__EXERCISE AIM__:
Search the records that follow and extract every line containing the string "CONTRACT".

__INFORMATION SUPPLIED__:
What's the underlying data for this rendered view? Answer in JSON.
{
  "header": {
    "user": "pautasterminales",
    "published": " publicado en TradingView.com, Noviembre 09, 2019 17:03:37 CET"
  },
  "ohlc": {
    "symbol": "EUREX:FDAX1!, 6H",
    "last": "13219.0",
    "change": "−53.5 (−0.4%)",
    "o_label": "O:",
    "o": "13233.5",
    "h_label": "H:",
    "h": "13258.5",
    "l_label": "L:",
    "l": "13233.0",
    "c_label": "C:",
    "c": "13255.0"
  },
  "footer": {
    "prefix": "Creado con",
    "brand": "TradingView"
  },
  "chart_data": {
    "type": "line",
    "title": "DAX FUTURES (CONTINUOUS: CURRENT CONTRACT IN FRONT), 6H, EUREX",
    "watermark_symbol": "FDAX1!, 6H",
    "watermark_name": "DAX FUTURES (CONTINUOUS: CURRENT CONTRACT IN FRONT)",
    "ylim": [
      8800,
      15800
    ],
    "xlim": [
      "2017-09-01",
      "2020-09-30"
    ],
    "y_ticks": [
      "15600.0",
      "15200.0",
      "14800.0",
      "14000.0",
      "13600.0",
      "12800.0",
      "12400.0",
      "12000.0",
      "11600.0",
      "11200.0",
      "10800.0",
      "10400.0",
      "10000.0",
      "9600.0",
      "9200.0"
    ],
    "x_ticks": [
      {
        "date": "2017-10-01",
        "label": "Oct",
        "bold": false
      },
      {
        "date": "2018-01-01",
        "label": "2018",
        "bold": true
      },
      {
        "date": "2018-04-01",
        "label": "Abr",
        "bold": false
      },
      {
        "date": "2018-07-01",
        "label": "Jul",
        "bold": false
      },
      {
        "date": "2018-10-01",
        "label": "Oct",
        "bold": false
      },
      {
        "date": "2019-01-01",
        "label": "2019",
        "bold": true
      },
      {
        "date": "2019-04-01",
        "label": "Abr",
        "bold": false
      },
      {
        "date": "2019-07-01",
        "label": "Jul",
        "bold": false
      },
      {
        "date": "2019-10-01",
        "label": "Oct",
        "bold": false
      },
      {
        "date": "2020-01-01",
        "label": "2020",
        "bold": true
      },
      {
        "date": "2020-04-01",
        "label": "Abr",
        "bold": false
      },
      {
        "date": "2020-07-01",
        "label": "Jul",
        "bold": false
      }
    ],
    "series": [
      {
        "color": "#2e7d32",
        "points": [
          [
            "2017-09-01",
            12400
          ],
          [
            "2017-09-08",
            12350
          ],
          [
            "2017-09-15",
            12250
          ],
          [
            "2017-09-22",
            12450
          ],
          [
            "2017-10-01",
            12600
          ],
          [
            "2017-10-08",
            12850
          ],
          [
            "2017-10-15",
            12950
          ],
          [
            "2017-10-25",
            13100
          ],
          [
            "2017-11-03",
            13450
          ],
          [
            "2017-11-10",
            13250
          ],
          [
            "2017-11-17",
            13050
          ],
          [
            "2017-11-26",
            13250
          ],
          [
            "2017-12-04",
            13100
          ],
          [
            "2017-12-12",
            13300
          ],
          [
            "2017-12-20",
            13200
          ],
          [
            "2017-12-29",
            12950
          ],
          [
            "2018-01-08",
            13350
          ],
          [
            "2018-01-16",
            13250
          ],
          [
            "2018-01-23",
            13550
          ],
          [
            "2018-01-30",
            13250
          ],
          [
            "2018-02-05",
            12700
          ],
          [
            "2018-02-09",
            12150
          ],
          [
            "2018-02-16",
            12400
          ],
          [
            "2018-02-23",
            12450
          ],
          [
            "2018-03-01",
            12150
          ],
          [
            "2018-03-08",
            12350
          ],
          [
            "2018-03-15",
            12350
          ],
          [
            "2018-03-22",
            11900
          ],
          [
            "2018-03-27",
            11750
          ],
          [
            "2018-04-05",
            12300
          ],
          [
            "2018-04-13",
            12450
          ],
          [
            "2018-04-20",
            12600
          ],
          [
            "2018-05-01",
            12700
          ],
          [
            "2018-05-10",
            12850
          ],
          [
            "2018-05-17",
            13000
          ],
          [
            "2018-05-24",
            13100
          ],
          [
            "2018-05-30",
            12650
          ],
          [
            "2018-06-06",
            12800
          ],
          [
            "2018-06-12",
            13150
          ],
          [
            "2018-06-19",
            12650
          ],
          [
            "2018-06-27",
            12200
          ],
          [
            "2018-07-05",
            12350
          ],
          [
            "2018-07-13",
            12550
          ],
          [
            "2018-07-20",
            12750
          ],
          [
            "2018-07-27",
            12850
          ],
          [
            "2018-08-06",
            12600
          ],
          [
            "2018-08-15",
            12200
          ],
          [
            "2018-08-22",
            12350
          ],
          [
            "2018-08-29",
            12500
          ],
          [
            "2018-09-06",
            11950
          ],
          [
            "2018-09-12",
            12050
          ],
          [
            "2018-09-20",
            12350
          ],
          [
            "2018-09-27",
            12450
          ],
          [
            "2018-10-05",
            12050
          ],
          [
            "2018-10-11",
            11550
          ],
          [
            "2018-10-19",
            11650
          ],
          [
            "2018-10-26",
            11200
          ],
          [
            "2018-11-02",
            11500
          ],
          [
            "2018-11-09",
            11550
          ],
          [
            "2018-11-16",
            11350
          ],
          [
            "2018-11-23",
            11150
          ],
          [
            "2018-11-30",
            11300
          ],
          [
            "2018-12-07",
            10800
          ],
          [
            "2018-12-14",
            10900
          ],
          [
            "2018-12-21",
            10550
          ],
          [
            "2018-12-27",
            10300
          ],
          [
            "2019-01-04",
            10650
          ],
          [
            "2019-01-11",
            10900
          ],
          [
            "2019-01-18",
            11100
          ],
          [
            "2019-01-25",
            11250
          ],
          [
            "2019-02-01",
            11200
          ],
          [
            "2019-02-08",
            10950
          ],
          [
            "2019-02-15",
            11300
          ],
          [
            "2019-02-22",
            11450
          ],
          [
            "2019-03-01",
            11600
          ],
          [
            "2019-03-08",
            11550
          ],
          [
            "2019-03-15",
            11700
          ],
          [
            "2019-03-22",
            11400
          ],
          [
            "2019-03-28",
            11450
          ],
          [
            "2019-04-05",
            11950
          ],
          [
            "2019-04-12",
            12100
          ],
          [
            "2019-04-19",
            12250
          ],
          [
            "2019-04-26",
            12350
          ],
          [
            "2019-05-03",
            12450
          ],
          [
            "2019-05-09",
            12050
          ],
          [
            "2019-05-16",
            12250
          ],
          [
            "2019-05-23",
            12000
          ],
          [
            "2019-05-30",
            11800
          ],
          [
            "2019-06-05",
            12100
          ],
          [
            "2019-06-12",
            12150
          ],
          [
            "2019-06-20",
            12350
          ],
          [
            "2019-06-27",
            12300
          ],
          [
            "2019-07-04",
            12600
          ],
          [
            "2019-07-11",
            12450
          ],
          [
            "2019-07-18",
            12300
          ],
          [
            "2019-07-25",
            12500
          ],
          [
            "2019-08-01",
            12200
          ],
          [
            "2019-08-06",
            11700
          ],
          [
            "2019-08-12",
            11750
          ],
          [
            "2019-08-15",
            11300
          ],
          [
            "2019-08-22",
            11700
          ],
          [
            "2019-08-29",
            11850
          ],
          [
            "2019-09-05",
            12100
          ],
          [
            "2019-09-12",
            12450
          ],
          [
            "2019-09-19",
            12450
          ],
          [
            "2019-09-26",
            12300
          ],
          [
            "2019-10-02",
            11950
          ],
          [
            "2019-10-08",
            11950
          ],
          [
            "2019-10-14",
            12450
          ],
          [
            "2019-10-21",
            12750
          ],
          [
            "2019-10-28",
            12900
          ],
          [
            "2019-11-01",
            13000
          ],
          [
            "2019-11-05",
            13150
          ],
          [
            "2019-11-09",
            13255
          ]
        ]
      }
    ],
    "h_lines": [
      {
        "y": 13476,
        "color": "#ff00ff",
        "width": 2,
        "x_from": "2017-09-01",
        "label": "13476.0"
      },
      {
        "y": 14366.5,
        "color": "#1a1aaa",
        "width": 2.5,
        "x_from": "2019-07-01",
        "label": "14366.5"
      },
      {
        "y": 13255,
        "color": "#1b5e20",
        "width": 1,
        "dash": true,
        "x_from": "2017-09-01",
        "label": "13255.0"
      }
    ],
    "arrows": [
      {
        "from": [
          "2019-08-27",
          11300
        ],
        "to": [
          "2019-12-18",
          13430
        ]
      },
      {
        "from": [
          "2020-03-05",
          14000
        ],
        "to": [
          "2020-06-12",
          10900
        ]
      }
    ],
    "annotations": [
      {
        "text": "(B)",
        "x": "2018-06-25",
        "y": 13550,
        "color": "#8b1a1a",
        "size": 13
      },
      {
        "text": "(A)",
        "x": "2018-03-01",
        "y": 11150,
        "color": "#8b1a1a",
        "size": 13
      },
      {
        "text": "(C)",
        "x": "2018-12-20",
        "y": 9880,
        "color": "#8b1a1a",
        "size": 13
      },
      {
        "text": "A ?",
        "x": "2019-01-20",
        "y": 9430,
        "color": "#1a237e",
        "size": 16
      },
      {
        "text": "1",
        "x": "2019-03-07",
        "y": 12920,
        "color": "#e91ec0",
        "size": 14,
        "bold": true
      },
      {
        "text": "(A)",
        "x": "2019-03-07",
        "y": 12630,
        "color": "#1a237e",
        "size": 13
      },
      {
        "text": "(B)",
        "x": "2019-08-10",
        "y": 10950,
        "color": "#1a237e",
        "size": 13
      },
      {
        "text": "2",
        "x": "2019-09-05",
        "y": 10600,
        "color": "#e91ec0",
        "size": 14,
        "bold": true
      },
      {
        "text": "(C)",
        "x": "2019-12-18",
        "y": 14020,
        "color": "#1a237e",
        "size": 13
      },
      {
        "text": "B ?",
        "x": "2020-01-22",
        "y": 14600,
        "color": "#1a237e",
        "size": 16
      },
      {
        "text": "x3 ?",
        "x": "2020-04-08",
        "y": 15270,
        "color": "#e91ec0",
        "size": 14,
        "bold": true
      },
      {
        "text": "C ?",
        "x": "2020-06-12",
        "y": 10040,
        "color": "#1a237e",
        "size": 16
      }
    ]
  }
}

==

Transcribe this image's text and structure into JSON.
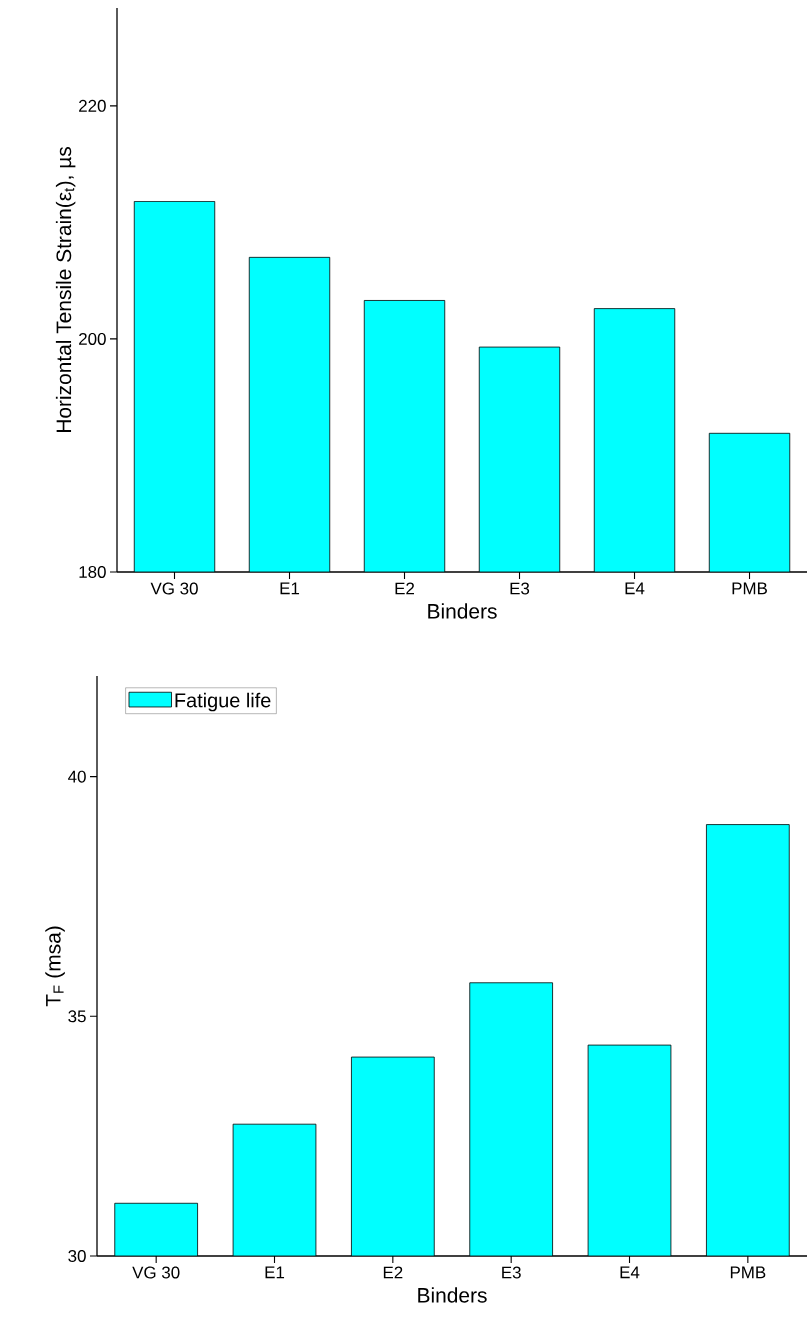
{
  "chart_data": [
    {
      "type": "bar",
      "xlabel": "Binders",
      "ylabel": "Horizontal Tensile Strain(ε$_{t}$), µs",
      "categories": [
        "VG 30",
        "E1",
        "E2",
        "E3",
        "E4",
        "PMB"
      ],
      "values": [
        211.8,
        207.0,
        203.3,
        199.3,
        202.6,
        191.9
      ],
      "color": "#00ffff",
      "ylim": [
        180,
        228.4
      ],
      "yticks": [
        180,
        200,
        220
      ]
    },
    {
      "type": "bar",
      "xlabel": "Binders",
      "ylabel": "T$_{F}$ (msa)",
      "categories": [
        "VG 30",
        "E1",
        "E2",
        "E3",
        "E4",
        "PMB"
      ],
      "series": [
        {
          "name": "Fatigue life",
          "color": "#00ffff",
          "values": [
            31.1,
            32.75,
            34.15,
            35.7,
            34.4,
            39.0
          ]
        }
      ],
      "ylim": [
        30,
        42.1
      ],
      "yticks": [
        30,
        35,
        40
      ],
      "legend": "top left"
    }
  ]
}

__RESULT FOR THIS EXERCISE__:
    "title": "DAX FUTURES (CONTINUOUS: CURRENT CONTRACT IN FRONT), 6H, EUREX",
    "watermark_name": "DAX FUTURES (CONTINUOUS: CURRENT CONTRACT IN FRONT)",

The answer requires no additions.